> **EXERCISE OBJECTIVE**:
Restate the full listing word for word and leave the pictures out.
## START
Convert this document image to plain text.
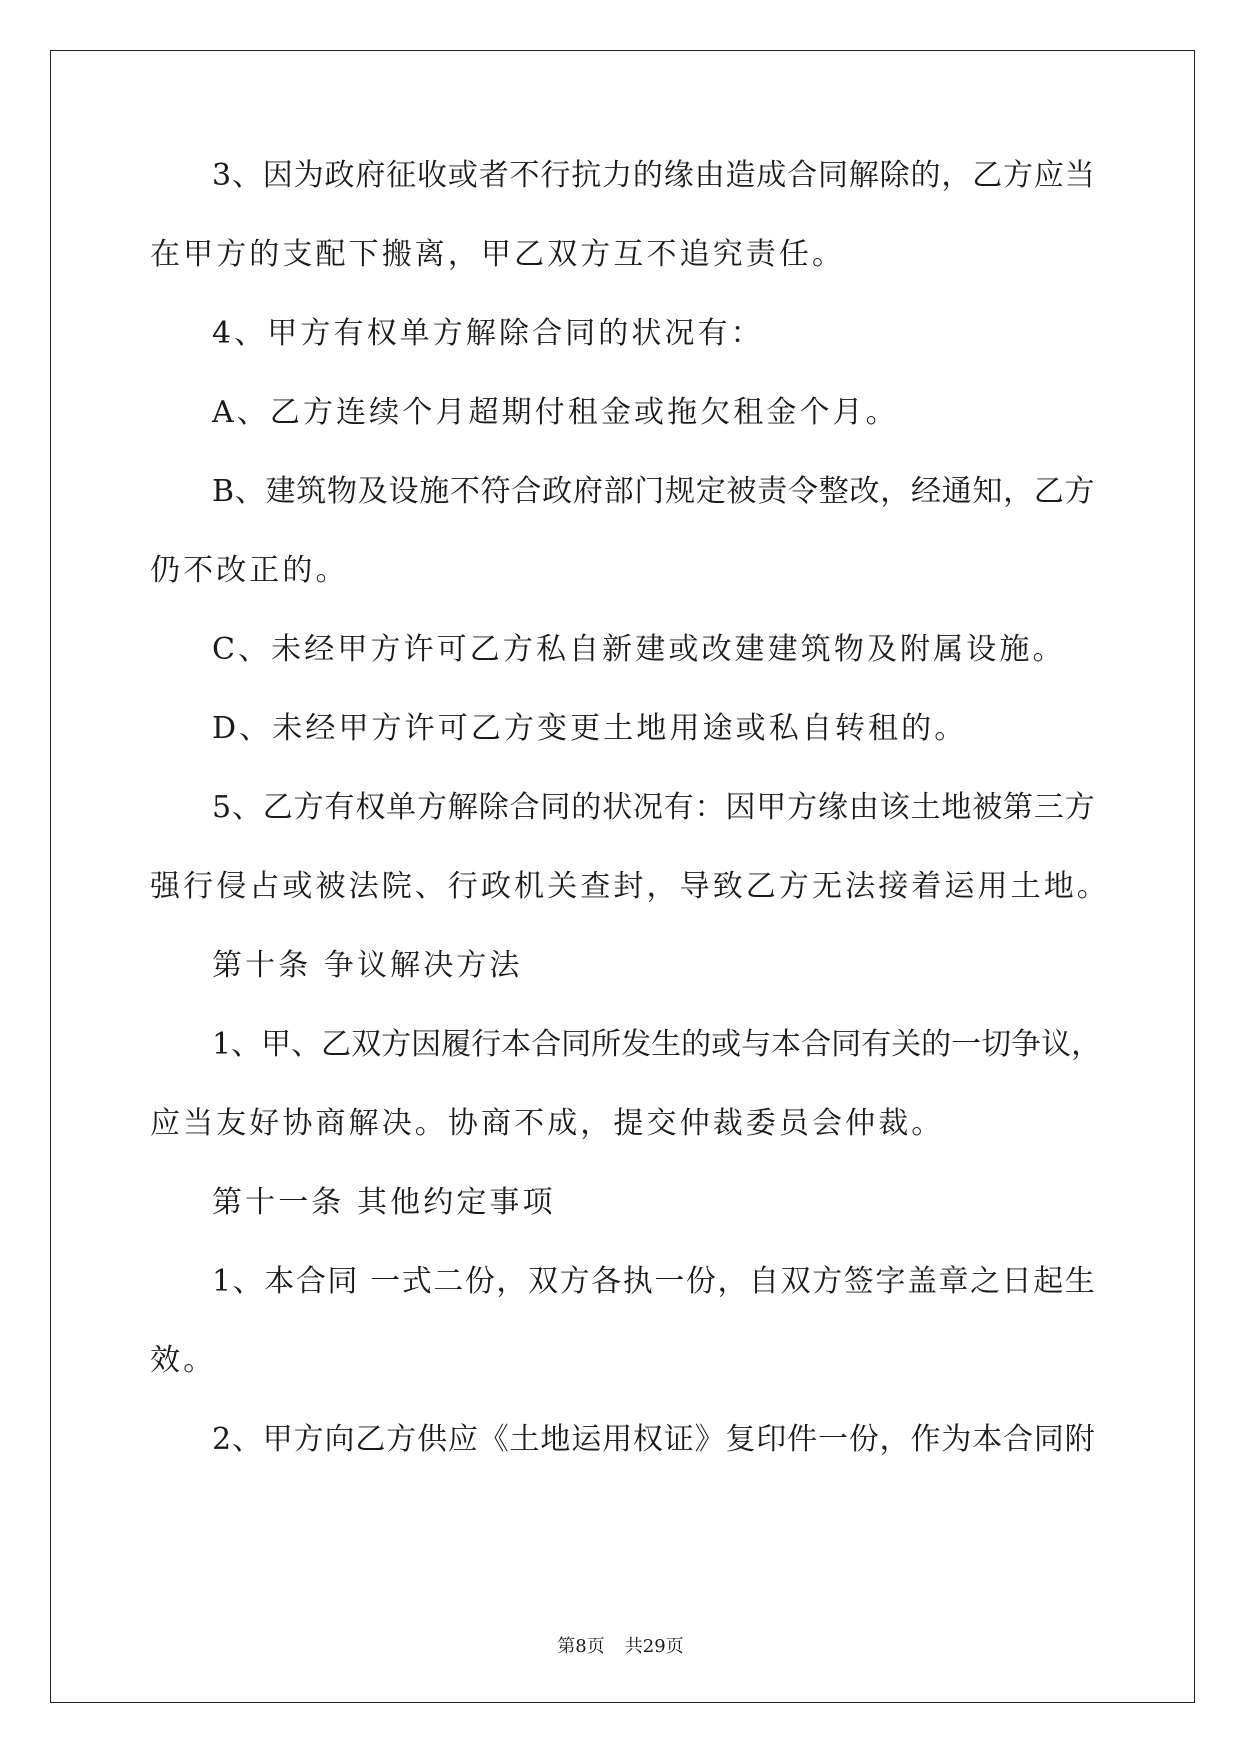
3 、 因 为 政 府 征 收 或 者 不 行 抗 力 的 缘 由 造 成 合 同 解 除 的 ， 乙 方 应 当
在甲方的支配下搬离，甲乙双方互不追究责任。
4、甲方有权单方解除合同的状况有：
A、乙方连续个月超期付租金或拖欠租金个月。
B 、 建 筑 物 及 设 施 不 符 合 政 府 部 门 规 定 被 责 令 整 改 ， 经 通 知 ， 乙 方
仍不改正的。
C、未经甲方许可乙方私自新建或改建建筑物及附属设施。
D、未经甲方许可乙方变更土地用途或私自转租的。
5 、 乙 方 有 权 单 方 解 除 合 同 的 状 况 有 ： 因 甲 方 缘 由 该 土 地 被 第 三 方
强行侵占或被法院、行政机关查封，导致乙方无法接着运用土地。
第十条 争议解决方法
1 、 甲 、 乙 双 方 因 履 行 本 合 同 所 发 生 的 或 与 本 合 同 有 关 的 一 切 争 议 ，
应当友好协商解决。协商不成，提交仲裁委员会仲裁。
第十一条 其他约定事项
1 、 本 合 同
一 式 二 份 ， 双 方 各 执 一 份 ， 自 双 方 签 字 盖 章 之 日 起 生
效。
2 、 甲 方 向 乙 方 供 应 《 土 地 运 用 权 证 》 复 印 件 一 份 ， 作 为 本 合 同 附
第8页 共29页
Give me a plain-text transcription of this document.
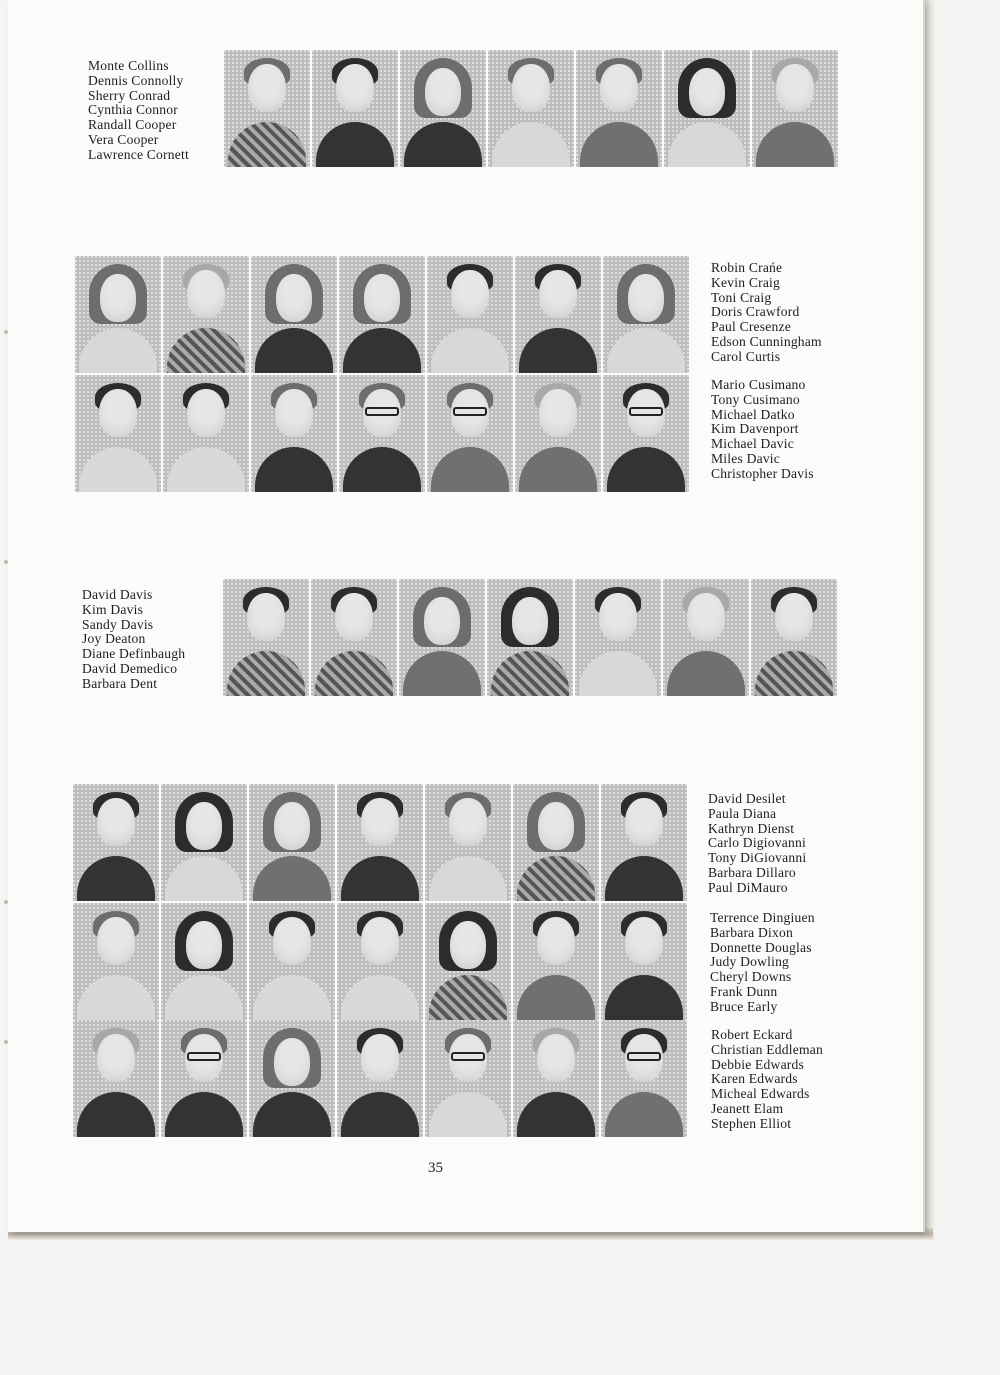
Monte Collins
Dennis Connolly
Sherry Conrad
Cynthia Connor
Randall Cooper
Vera Cooper
Lawrence Cornett
Robin Crańe
Kevin Craig
Toni Craig
Doris Crawford
Paul Cresenze
Edson Cunningham
Carol Curtis
Mario Cusimano
Tony Cusimano
Michael Datko
Kim Davenport
Michael Davic
Miles Davic
Christopher Davis
David Davis
Kim Davis
Sandy Davis
Joy Deaton
Diane Definbaugh
David Demedico
Barbara Dent
David Desilet
Paula Diana
Kathryn Dienst
Carlo Digiovanni
Tony DiGiovanni
Barbara Dillaro
Paul DiMauro
Terrence Dingiuen
Barbara Dixon
Donnette Douglas
Judy Dowling
Cheryl Downs
Frank Dunn
Bruce Early
Robert Eckard
Christian Eddleman
Debbie Edwards
Karen Edwards
Micheal Edwards
Jeanett Elam
Stephen Elliot
35
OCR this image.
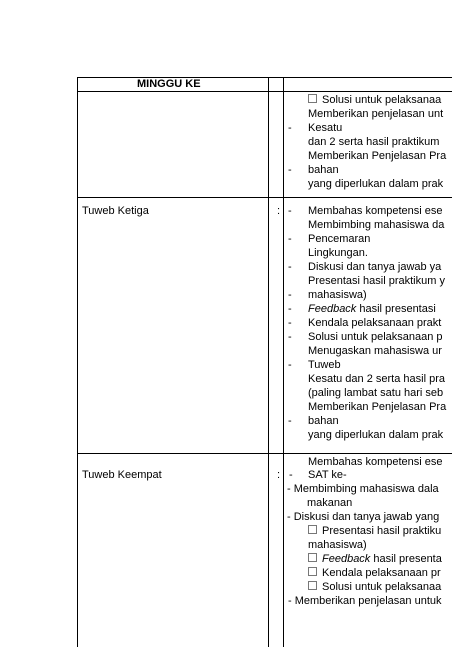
MINGGU KE
Solusi untuk pelaksanaa
Memberikan penjelasan unt
- Kesatu
dan 2 serta hasil praktikum
Memberikan Penjelasan Pra
- bahan
yang diperlukan dalam prak
Tuweb Ketiga	: - Membahas kompetensi ese
Membimbing mahasiswa da
- Pencemaran
Lingkungan.
- Diskusi dan tanya jawab ya
Presentasi hasil praktikum y
- mahasiswa)
- Feedback hasil presentasi
- Kendala pelaksanaan prakt
- Solusi untuk pelaksanaan p
Menugaskan mahasiswa ur
- Tuweb
Kesatu dan 2 serta hasil pra
(paling lambat satu hari seb
Memberikan Penjelasan Pra
- bahan
yang diperlukan dalam prak
Membahas kompetensi ese
Tuweb Keempat	: - SAT ke-
- Membimbing mahasiswa dala
makanan
- Diskusi dan tanya jawab yang
Presentasi hasil praktiku
mahasiswa)
Feedback hasil presenta
Kendala pelaksanaan pr
Solusi untuk pelaksanaa
- Memberikan penjelasan untuk
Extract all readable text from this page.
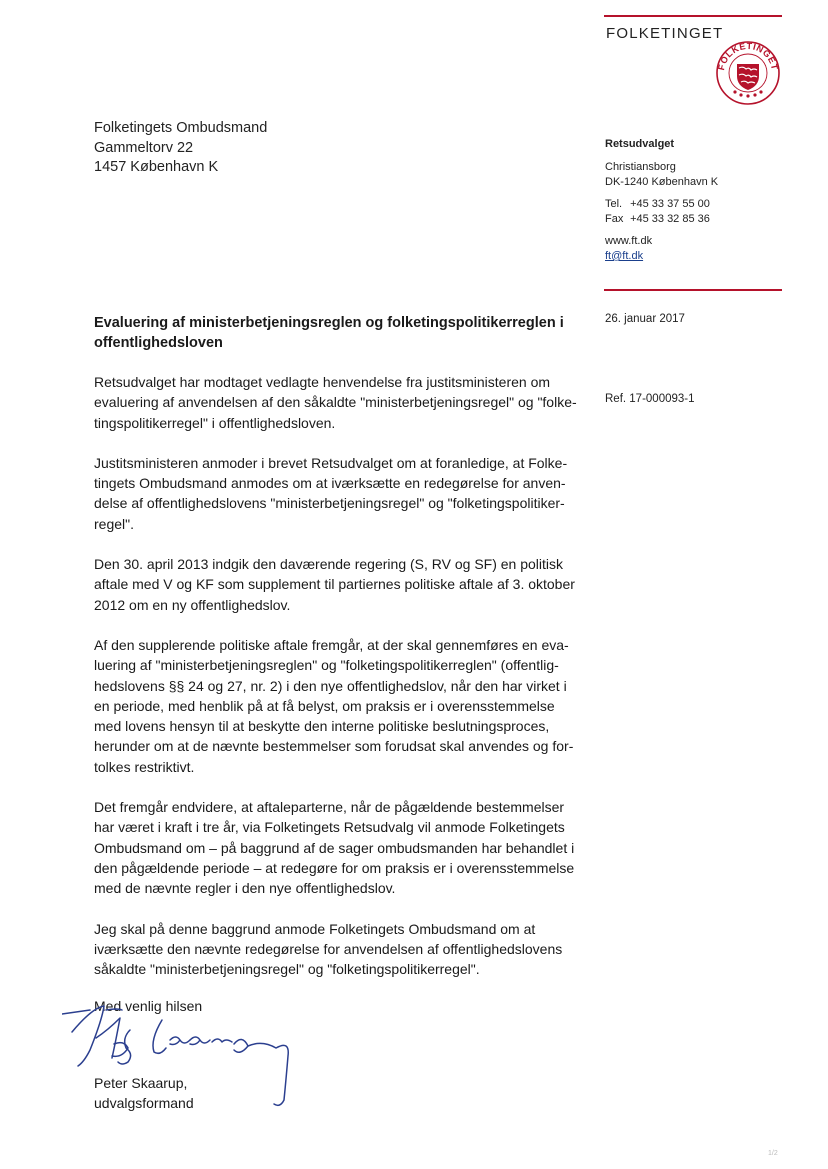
FOLKETINGET
FOLKETINGET
Folketingets Ombudsmand
Gammeltorv 22
1457 København K
Retsudvalget
Christiansborg
DK-1240 København K
Tel. +45 33 37 55 00
Fax +45 33 32 85 36
www.ft.dk
ft@ft.dk
26. januar 2017
Ref. 17-000093-1
Evaluering af ministerbetjeningsreglen og folketingspolitikerreglen i
offentlighedsloven

Retsudvalget har modtaget vedlagte henvendelse fra justitsministeren om
evaluering af anvendelsen af den såkaldte "ministerbetjeningsregel" og "folke-
tingspolitikerregel" i offentlighedsloven.

Justitsministeren anmoder i brevet Retsudvalget om at foranledige, at Folke-
tingets Ombudsmand anmodes om at iværksætte en redegørelse for anven-
delse af offentlighedslovens "ministerbetjeningsregel" og "folketingspolitiker-
regel".

Den 30. april 2013 indgik den daværende regering (S, RV og SF) en politisk
aftale med V og KF som supplement til partiernes politiske aftale af 3. oktober
2012 om en ny offentlighedslov.

Af den supplerende politiske aftale fremgår, at der skal gennemføres en eva-
luering af "ministerbetjeningsreglen" og "folketingspolitikerreglen" (offentlig-
hedslovens §§ 24 og 27, nr. 2) i den nye offentlighedslov, når den har virket i
en periode, med henblik på at få belyst, om praksis er i overensstemmelse
med lovens hensyn til at beskytte den interne politiske beslutningsproces,
herunder om at de nævnte bestemmelser som forudsat skal anvendes og for-
tolkes restriktivt.

Det fremgår endvidere, at aftaleparterne, når de pågældende bestemmelser
har været i kraft i tre år, via Folketingets Retsudvalg vil anmode Folketingets
Ombudsmand om – på baggrund af de sager ombudsmanden har behandlet i
den pågældende periode – at redegøre for om praksis er i overensstemmelse
med de nævnte regler i den nye offentlighedslov.

Jeg skal på denne baggrund anmode Folketingets Ombudsmand om at
iværksætte den nævnte redegørelse for anvendelsen af offentlighedslovens
såkaldte "ministerbetjeningsregel" og "folketingspolitikerregel".

Med venlig hilsen
Peter Skaarup,
udvalgsformand
1/2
## END
> **OUTPUT FOR THIS TASK**:
Convert this document image to plain text.
3 、 因 为 政 府 征 收 或 者 不 行 抗 力 的 缘 由 造 成 合 同 解 除 的 ， 乙 方 应 当
在甲方的支配下搬离，甲乙双方互不追究责任。
4、甲方有权单方解除合同的状况有：
A、乙方连续个月超期付租金或拖欠租金个月。
B 、 建 筑 物 及 设 施 不 符 合 政 府 部 门 规 定 被 责 令 整 改 ， 经 通 知 ， 乙 方
仍不改正的。
C、未经甲方许可乙方私自新建或改建建筑物及附属设施。
D、未经甲方许可乙方变更土地用途或私自转租的。
5 、 乙 方 有 权 单 方 解 除 合 同 的 状 况 有 ： 因 甲 方 缘 由 该 土 地 被 第 三 方
强行侵占或被法院、行政机关查封，导致乙方无法接着运用土地。
第十条 争议解决方法
1 、 甲 、 乙 双 方 因 履 行 本 合 同 所 发 生 的 或 与 本 合 同 有 关 的 一 切 争 议 ，
应当友好协商解决。协商不成，提交仲裁委员会仲裁。
第十一条 其他约定事项
1 、 本 合 同
一 式 二 份 ， 双 方 各 执 一 份 ， 自 双 方 签 字 盖 章 之 日 起 生
效。
2 、 甲 方 向 乙 方 供 应 《 土 地 运 用 权 证 》 复 印 件 一 份 ， 作 为 本 合 同 附
第8页 共29页
Give me a plain-text transcription of this document.
Monte Collins
Dennis Connolly
Sherry Conrad
Cynthia Connor
Randall Cooper
Vera Cooper
Lawrence Cornett
Robin Crańe
Kevin Craig
Toni Craig
Doris Crawford
Paul Cresenze
Edson Cunningham
Carol Curtis
Mario Cusimano
Tony Cusimano
Michael Datko
Kim Davenport
Michael Davic
Miles Davic
Christopher Davis
David Davis
Kim Davis
Sandy Davis
Joy Deaton
Diane Definbaugh
David Demedico
Barbara Dent
David Desilet
Paula Diana
Kathryn Dienst
Carlo Digiovanni
Tony DiGiovanni
Barbara Dillaro
Paul DiMauro
Terrence Dingiuen
Barbara Dixon
Donnette Douglas
Judy Dowling
Cheryl Downs
Frank Dunn
Bruce Early
Robert Eckard
Christian Eddleman
Debbie Edwards
Karen Edwards
Micheal Edwards
Jeanett Elam
Stephen Elliot
35
OCR this image.
MINGGU KE
Solusi untuk pelaksanaa
Memberikan penjelasan unt
- Kesatu
dan 2 serta hasil praktikum
Memberikan Penjelasan Pra
- bahan
yang diperlukan dalam prak
Tuweb Ketiga	: - Membahas kompetensi ese
Membimbing mahasiswa da
- Pencemaran
Lingkungan.
- Diskusi dan tanya jawab ya
Presentasi hasil praktikum y
- mahasiswa)
- Feedback hasil presentasi
- Kendala pelaksanaan prakt
- Solusi untuk pelaksanaan p
Menugaskan mahasiswa ur
- Tuweb
Kesatu dan 2 serta hasil pra
(paling lambat satu hari seb
Memberikan Penjelasan Pra
- bahan
yang diperlukan dalam prak
Membahas kompetensi ese
Tuweb Keempat	: - SAT ke-
- Membimbing mahasiswa dala
makanan
- Diskusi dan tanya jawab yang
Presentasi hasil praktiku
mahasiswa)
Feedback hasil presenta
Kendala pelaksanaan pr
Solusi untuk pelaksanaa
- Memberikan penjelasan untuk
Extract all readable text from this page.
FOLKETINGET
FOLKETINGET
Folketingets Ombudsmand
Gammeltorv 22
1457 København K
Retsudvalget
Christiansborg
DK-1240 København K
Tel. +45 33 37 55 00
Fax +45 33 32 85 36
www.ft.dk
ft@ft.dk
26. januar 2017
Ref. 17-000093-1
Evaluering af ministerbetjeningsreglen og folketingspolitikerreglen i
offentlighedsloven

Retsudvalget har modtaget vedlagte henvendelse fra justitsministeren om
evaluering af anvendelsen af den såkaldte "ministerbetjeningsregel" og "folke-
tingspolitikerregel" i offentlighedsloven.

Justitsministeren anmoder i brevet Retsudvalget om at foranledige, at Folke-
tingets Ombudsmand anmodes om at iværksætte en redegørelse for anven-
delse af offentlighedslovens "ministerbetjeningsregel" og "folketingspolitiker-
regel".

Den 30. april 2013 indgik den daværende regering (S, RV og SF) en politisk
aftale med V og KF som supplement til partiernes politiske aftale af 3. oktober
2012 om en ny offentlighedslov.

Af den supplerende politiske aftale fremgår, at der skal gennemføres en eva-
luering af "ministerbetjeningsreglen" og "folketingspolitikerreglen" (offentlig-
hedslovens §§ 24 og 27, nr. 2) i den nye offentlighedslov, når den har virket i
en periode, med henblik på at få belyst, om praksis er i overensstemmelse
med lovens hensyn til at beskytte den interne politiske beslutningsproces,
herunder om at de nævnte bestemmelser som forudsat skal anvendes og for-
tolkes restriktivt.

Det fremgår endvidere, at aftaleparterne, når de pågældende bestemmelser
har været i kraft i tre år, via Folketingets Retsudvalg vil anmode Folketingets
Ombudsmand om – på baggrund af de sager ombudsmanden har behandlet i
den pågældende periode – at redegøre for om praksis er i overensstemmelse
med de nævnte regler i den nye offentlighedslov.

Jeg skal på denne baggrund anmode Folketingets Ombudsmand om at
iværksætte den nævnte redegørelse for anvendelsen af offentlighedslovens
såkaldte "ministerbetjeningsregel" og "folketingspolitikerregel".

Med venlig hilsen
Peter Skaarup,
udvalgsformand
1/2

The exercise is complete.